> Exercise data:
........

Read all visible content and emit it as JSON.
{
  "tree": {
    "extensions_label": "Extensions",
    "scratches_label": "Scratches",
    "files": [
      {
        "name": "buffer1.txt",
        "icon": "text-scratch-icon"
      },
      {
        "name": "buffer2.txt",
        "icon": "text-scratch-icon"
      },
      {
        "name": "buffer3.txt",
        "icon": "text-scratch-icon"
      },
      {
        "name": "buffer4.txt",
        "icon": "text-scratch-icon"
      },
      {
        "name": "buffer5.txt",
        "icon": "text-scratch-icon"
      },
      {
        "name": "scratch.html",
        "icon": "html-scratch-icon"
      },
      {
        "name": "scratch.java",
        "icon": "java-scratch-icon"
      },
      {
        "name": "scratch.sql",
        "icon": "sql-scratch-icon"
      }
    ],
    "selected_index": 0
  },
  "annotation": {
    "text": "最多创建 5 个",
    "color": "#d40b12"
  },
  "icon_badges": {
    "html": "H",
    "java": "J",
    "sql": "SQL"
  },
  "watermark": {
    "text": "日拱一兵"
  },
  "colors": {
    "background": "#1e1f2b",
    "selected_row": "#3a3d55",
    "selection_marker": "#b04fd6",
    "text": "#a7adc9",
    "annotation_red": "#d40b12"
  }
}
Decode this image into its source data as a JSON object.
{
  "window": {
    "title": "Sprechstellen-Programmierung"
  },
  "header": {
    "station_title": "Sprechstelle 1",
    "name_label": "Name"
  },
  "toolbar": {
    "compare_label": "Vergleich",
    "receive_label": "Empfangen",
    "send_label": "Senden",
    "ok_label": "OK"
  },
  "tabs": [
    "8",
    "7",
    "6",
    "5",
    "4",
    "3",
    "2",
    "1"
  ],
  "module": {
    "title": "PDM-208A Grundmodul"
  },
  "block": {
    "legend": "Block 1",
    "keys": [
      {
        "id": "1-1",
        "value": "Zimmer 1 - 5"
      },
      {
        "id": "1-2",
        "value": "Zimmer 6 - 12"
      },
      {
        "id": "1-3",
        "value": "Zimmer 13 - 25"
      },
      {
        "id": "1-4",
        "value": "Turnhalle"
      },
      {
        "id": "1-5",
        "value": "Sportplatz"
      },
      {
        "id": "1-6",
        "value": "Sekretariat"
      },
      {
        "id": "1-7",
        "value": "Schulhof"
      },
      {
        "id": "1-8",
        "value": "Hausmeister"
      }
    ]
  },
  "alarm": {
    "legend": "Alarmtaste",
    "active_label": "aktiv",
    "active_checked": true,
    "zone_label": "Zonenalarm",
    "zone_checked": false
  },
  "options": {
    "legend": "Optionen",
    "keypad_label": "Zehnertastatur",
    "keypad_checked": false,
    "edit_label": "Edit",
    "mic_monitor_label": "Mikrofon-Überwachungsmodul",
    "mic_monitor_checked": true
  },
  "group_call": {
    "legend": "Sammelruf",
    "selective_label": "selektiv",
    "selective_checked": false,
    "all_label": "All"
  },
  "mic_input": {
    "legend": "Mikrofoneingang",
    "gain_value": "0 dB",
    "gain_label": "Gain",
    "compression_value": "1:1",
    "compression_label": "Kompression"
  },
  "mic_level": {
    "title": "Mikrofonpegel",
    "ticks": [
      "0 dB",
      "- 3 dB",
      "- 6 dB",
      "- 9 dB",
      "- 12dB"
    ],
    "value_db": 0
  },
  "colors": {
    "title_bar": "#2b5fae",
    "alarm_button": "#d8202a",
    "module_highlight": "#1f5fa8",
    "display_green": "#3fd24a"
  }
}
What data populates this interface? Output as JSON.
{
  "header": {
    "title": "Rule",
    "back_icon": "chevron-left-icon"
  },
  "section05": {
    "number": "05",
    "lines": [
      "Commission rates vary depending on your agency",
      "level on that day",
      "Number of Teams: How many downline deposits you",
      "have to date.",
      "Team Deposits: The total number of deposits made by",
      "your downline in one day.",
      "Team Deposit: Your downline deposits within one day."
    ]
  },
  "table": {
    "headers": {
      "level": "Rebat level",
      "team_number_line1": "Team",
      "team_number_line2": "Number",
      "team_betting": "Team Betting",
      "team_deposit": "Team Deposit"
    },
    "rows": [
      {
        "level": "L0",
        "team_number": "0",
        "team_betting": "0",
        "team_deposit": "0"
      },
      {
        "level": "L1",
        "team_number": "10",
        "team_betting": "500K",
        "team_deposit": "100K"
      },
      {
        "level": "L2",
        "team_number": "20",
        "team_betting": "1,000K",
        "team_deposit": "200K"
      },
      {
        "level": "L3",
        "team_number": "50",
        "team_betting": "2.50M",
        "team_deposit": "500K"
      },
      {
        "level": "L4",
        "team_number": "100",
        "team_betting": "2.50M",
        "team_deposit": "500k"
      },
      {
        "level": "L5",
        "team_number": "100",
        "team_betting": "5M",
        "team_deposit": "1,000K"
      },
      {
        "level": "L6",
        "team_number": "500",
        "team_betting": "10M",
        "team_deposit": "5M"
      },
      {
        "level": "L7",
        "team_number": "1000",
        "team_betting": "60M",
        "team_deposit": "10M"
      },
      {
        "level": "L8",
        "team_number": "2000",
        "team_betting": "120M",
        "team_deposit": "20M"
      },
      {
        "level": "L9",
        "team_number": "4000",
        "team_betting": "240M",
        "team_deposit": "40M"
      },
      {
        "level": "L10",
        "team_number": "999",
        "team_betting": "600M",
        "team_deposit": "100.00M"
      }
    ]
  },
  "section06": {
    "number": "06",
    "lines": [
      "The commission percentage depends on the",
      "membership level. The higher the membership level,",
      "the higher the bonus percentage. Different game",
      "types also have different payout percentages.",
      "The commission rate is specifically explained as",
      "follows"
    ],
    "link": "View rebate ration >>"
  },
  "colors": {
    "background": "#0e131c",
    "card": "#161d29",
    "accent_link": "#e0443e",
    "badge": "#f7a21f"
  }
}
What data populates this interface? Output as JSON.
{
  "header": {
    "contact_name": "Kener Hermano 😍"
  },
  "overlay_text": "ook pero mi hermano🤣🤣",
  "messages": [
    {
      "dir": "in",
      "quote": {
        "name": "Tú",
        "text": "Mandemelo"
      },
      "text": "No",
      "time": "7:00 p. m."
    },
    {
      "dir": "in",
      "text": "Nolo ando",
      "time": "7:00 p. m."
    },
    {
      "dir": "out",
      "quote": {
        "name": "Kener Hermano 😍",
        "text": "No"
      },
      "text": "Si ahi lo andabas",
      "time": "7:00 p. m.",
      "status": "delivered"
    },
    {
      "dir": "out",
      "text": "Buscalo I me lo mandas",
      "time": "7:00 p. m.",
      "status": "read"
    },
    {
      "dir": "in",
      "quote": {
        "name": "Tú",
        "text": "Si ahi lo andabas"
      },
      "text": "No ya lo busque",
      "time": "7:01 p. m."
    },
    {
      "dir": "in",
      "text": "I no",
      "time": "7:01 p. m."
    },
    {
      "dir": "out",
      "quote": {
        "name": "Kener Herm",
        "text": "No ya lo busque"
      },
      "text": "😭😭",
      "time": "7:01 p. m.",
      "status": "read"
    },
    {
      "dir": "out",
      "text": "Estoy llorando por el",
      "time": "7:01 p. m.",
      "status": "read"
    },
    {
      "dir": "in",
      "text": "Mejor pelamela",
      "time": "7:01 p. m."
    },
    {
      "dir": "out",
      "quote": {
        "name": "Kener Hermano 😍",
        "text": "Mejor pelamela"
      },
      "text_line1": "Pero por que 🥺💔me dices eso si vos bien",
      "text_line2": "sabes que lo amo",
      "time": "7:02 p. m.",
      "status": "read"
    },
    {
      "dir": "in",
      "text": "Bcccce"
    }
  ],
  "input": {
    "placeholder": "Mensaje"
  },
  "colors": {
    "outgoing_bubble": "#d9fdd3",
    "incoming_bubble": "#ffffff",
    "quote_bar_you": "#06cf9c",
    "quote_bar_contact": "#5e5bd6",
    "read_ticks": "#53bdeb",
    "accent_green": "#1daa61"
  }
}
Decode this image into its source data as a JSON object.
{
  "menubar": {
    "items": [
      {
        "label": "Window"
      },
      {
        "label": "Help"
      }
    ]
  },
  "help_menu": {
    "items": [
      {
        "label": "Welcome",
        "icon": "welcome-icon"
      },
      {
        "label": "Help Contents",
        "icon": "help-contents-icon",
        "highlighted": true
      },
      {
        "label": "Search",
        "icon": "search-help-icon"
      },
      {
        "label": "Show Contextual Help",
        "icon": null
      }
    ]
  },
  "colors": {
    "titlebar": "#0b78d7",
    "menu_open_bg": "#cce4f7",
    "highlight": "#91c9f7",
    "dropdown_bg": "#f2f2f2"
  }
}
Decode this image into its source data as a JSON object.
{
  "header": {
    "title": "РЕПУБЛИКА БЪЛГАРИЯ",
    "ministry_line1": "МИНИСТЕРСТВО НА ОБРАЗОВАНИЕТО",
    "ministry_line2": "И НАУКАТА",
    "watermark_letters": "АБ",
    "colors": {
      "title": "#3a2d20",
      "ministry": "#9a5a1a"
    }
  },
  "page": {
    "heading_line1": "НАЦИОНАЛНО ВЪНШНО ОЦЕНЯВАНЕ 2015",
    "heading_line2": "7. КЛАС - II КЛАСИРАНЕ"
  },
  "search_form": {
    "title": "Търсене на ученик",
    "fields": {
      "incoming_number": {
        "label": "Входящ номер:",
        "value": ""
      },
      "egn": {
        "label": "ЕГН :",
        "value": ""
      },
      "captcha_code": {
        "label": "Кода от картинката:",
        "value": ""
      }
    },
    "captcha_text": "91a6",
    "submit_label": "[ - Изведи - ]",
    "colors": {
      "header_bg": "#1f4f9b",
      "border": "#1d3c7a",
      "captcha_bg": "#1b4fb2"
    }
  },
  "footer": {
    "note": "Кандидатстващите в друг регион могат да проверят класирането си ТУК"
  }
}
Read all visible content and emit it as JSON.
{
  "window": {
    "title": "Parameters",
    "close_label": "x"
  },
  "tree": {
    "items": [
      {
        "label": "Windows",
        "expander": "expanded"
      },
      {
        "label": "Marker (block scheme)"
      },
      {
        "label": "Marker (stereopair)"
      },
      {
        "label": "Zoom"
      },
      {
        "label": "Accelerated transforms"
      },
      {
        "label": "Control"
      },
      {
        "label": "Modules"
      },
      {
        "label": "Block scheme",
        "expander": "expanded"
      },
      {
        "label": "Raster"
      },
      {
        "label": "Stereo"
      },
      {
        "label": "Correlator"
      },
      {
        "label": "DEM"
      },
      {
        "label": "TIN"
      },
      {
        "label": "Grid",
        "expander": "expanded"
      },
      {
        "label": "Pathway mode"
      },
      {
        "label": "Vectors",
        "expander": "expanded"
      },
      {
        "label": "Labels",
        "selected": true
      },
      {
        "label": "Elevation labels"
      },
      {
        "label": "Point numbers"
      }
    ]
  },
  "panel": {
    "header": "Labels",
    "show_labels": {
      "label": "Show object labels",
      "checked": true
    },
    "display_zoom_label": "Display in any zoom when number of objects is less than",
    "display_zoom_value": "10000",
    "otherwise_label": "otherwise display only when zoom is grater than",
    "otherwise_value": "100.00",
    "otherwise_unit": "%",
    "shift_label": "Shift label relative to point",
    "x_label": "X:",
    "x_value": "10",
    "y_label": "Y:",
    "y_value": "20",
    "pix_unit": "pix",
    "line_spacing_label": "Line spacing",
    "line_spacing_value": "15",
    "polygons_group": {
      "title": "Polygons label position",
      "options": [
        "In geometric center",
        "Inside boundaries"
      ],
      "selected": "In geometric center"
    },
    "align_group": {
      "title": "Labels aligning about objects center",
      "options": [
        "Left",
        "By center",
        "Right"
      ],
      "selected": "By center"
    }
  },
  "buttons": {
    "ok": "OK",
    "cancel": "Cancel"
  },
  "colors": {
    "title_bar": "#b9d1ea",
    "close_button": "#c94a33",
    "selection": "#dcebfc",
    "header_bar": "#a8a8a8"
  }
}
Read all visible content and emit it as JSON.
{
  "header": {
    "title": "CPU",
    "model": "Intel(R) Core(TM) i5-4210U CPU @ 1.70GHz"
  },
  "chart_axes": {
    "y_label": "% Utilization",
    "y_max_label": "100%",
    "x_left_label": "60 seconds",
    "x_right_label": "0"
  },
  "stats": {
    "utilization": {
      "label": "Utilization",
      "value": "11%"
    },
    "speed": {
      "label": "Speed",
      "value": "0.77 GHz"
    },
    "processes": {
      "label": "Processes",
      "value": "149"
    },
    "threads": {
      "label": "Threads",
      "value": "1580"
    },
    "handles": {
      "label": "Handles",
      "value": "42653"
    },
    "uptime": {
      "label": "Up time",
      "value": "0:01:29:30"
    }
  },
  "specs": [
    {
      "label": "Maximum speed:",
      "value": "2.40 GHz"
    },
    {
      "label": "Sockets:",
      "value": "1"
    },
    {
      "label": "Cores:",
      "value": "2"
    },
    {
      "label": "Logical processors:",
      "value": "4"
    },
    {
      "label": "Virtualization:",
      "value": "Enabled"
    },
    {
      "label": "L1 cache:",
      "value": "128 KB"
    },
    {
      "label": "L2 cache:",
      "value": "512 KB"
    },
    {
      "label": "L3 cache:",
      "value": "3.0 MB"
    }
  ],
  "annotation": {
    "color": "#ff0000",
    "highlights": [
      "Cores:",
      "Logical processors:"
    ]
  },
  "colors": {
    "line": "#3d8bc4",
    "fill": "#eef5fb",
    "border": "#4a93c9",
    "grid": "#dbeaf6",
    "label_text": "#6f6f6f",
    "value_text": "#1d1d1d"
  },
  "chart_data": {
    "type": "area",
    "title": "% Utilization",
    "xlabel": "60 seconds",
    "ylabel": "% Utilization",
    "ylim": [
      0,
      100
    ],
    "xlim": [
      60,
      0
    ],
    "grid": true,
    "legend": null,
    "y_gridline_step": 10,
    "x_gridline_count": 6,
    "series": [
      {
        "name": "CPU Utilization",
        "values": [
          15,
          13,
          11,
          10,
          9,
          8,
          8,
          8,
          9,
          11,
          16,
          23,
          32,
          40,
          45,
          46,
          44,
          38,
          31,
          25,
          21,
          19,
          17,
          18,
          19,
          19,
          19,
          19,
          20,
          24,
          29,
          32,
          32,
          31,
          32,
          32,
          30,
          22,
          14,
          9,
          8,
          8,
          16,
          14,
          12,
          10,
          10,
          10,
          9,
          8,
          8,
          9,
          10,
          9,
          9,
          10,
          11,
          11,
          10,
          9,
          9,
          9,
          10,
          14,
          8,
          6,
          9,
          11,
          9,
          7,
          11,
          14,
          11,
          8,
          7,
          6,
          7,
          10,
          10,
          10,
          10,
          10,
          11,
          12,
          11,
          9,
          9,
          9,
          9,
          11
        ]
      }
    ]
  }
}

........

> What you should do: Scan the listing above. Collect all lines with the word "geometric".

> Completed exercise:
        "In geometric center",
      "selected": "In geometric center"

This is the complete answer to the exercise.